BEGIN

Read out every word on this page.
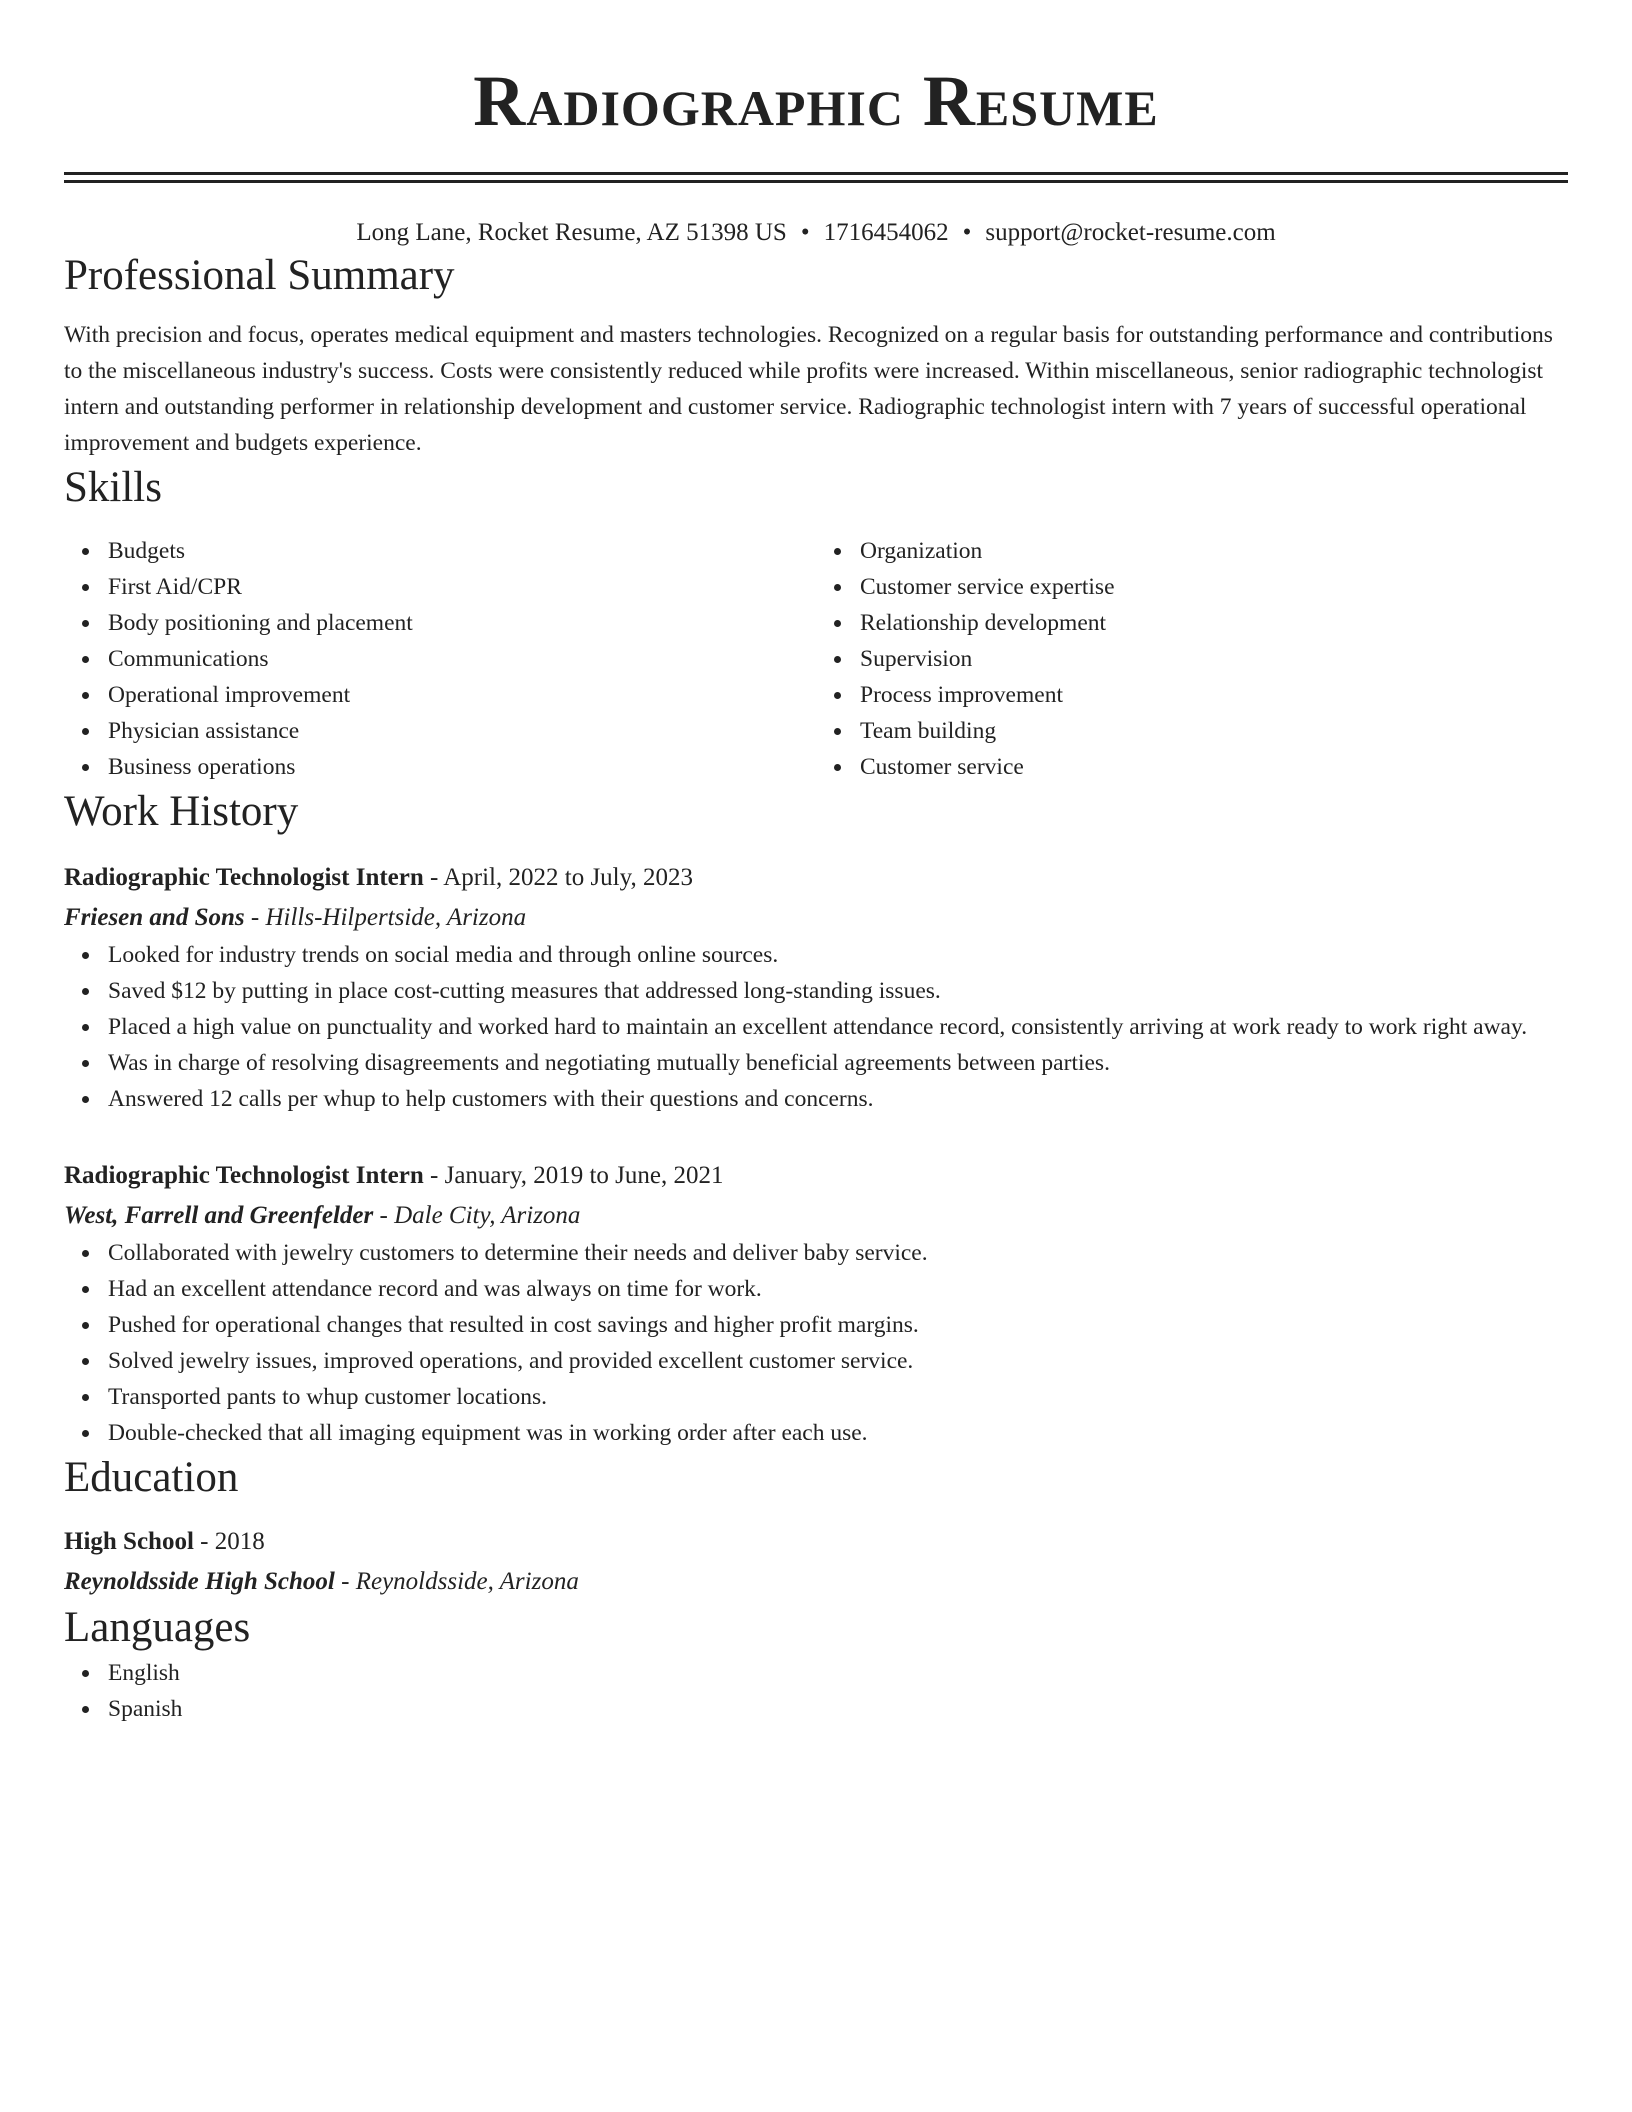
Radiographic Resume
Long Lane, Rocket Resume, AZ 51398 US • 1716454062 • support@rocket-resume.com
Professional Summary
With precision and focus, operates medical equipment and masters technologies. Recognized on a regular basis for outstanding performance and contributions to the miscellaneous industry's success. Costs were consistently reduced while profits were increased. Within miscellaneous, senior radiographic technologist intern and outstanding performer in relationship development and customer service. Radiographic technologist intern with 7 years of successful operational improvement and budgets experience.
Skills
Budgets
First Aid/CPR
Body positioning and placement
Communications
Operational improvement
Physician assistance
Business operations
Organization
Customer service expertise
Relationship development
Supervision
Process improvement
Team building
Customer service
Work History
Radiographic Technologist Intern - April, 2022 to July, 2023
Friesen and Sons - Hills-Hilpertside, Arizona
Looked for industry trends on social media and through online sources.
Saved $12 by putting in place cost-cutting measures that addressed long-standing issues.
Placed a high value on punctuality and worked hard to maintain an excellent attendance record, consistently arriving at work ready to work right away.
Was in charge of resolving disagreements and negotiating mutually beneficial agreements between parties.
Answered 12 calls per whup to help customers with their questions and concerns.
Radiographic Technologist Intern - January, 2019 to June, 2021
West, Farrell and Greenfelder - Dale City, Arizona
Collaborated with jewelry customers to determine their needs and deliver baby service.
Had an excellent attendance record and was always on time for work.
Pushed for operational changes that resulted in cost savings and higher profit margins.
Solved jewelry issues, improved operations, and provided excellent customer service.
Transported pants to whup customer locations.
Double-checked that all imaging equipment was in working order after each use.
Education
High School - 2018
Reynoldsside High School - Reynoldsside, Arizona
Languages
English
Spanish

END

- [TASK DIRECTIONS]
Copy out every line of the data that includes "School".

- [FULL OUTPUT]
High School - 2018
Reynoldsside High School - Reynoldsside, Arizona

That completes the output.